▶ **Your task**
Look through the data and write out every line with the word "type" in it.
+===+
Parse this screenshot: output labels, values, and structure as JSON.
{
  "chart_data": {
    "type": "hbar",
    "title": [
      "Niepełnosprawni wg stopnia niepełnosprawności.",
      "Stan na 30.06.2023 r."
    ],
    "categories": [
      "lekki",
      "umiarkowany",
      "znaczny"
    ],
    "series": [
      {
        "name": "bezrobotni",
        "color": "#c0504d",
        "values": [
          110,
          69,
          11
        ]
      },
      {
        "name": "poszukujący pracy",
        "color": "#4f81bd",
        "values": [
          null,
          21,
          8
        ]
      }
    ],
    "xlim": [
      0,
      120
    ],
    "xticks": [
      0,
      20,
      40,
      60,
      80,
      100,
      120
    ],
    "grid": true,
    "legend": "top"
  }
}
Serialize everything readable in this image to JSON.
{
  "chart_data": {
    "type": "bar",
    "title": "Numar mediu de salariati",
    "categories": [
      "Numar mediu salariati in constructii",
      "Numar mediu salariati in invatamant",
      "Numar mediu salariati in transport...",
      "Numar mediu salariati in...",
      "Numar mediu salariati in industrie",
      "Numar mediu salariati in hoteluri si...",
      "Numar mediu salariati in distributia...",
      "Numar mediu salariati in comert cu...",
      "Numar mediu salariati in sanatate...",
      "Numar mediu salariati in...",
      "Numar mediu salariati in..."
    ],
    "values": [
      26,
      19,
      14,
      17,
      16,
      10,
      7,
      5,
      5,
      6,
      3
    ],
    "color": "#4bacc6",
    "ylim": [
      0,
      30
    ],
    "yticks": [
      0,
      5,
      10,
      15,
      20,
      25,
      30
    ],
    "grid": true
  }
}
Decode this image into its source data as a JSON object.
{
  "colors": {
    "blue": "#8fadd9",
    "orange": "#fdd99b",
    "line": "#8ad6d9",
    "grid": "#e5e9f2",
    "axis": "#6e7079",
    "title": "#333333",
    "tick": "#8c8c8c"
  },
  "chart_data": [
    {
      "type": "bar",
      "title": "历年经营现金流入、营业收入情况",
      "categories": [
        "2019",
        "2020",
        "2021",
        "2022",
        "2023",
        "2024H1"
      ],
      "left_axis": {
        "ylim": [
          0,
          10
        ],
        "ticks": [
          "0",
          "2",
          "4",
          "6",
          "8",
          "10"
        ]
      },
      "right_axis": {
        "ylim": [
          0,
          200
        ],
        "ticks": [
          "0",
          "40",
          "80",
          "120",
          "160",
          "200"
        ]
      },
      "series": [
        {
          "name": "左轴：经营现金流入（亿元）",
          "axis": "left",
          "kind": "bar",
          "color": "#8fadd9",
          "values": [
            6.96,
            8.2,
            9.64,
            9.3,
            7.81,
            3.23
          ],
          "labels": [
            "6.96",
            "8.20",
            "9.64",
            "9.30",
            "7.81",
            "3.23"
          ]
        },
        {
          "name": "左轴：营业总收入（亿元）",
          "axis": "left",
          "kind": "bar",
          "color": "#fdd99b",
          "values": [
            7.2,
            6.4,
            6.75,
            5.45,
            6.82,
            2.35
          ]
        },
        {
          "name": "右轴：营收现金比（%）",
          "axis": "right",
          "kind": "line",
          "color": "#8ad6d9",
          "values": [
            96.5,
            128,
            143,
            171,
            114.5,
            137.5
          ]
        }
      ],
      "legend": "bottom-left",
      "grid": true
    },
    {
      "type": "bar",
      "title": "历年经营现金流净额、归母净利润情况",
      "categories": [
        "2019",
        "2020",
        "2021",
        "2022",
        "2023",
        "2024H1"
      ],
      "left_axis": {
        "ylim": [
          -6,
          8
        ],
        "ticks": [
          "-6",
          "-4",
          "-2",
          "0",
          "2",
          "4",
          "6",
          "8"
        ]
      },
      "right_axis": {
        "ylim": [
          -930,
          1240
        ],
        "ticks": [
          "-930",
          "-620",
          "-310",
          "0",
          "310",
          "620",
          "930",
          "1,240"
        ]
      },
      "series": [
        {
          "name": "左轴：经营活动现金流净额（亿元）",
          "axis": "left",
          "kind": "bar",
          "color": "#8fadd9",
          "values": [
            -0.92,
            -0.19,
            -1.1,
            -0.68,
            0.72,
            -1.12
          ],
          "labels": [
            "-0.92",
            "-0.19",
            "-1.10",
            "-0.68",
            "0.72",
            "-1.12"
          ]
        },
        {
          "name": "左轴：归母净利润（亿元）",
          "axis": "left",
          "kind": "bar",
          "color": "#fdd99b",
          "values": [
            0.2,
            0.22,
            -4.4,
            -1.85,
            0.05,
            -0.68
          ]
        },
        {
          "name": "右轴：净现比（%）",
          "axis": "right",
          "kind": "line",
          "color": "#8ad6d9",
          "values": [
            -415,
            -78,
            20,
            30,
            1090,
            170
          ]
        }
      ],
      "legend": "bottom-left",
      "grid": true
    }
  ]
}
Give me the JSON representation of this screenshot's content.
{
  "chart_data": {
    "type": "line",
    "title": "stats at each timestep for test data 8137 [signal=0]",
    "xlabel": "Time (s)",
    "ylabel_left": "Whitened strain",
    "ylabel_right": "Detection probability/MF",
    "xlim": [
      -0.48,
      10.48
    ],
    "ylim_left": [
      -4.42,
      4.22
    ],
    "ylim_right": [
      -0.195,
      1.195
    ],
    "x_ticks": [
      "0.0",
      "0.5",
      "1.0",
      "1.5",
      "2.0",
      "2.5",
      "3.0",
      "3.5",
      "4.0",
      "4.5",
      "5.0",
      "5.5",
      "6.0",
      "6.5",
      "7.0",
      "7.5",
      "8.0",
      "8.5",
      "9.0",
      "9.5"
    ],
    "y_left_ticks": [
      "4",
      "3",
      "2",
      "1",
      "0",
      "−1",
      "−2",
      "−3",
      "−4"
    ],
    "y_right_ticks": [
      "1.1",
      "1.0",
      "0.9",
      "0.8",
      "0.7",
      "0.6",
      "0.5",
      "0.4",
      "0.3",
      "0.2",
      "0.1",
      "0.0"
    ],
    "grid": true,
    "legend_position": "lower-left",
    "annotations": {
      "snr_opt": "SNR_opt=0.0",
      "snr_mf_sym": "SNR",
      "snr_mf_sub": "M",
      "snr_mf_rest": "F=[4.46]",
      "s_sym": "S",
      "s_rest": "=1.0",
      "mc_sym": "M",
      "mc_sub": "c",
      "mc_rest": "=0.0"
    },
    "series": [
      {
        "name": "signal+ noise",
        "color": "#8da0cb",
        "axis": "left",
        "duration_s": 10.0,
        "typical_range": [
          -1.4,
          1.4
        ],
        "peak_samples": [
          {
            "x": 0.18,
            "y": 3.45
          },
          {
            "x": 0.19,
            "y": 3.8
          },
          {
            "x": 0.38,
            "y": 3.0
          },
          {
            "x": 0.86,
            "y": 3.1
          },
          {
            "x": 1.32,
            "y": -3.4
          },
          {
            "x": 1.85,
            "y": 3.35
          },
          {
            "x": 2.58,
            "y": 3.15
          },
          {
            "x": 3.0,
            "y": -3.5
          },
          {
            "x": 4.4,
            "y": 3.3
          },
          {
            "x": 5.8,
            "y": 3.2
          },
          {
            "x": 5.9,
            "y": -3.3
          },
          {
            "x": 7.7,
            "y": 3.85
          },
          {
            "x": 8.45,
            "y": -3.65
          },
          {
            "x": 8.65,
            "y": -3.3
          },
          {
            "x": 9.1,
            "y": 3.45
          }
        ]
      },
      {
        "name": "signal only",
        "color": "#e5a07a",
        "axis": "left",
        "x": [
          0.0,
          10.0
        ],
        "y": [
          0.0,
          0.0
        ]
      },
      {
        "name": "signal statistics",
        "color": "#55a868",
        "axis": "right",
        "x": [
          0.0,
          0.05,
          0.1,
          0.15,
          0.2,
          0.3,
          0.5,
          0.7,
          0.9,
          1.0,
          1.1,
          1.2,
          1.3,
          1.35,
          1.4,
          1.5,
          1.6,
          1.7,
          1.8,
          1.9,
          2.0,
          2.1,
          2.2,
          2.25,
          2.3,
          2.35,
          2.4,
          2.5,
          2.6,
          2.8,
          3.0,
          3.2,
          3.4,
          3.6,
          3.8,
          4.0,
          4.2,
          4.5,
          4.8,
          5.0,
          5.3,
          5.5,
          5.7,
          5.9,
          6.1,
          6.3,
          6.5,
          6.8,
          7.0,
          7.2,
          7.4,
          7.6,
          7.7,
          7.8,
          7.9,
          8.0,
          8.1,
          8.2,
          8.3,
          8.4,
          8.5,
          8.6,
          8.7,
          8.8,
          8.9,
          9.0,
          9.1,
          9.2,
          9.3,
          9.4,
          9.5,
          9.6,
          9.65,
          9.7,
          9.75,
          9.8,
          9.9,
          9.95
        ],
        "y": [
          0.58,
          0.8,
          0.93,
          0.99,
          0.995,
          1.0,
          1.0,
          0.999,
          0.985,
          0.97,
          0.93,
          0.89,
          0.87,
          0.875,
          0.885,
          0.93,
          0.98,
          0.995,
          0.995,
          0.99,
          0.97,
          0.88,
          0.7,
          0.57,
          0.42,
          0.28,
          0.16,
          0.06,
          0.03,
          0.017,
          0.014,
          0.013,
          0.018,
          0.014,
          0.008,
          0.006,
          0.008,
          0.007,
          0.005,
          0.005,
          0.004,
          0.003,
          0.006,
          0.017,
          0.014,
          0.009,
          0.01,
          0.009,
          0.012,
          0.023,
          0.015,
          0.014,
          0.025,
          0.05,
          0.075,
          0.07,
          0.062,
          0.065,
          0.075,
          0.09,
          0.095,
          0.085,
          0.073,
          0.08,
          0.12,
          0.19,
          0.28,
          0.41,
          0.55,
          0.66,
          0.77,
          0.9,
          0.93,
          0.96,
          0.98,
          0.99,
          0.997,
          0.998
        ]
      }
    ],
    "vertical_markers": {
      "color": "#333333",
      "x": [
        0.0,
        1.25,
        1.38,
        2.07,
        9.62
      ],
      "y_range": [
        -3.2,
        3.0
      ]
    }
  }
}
+===+
▶ **Answer**
    "type": "hbar",
    "type": "bar",
      "type": "bar",
      "type": "bar",
    "type": "line",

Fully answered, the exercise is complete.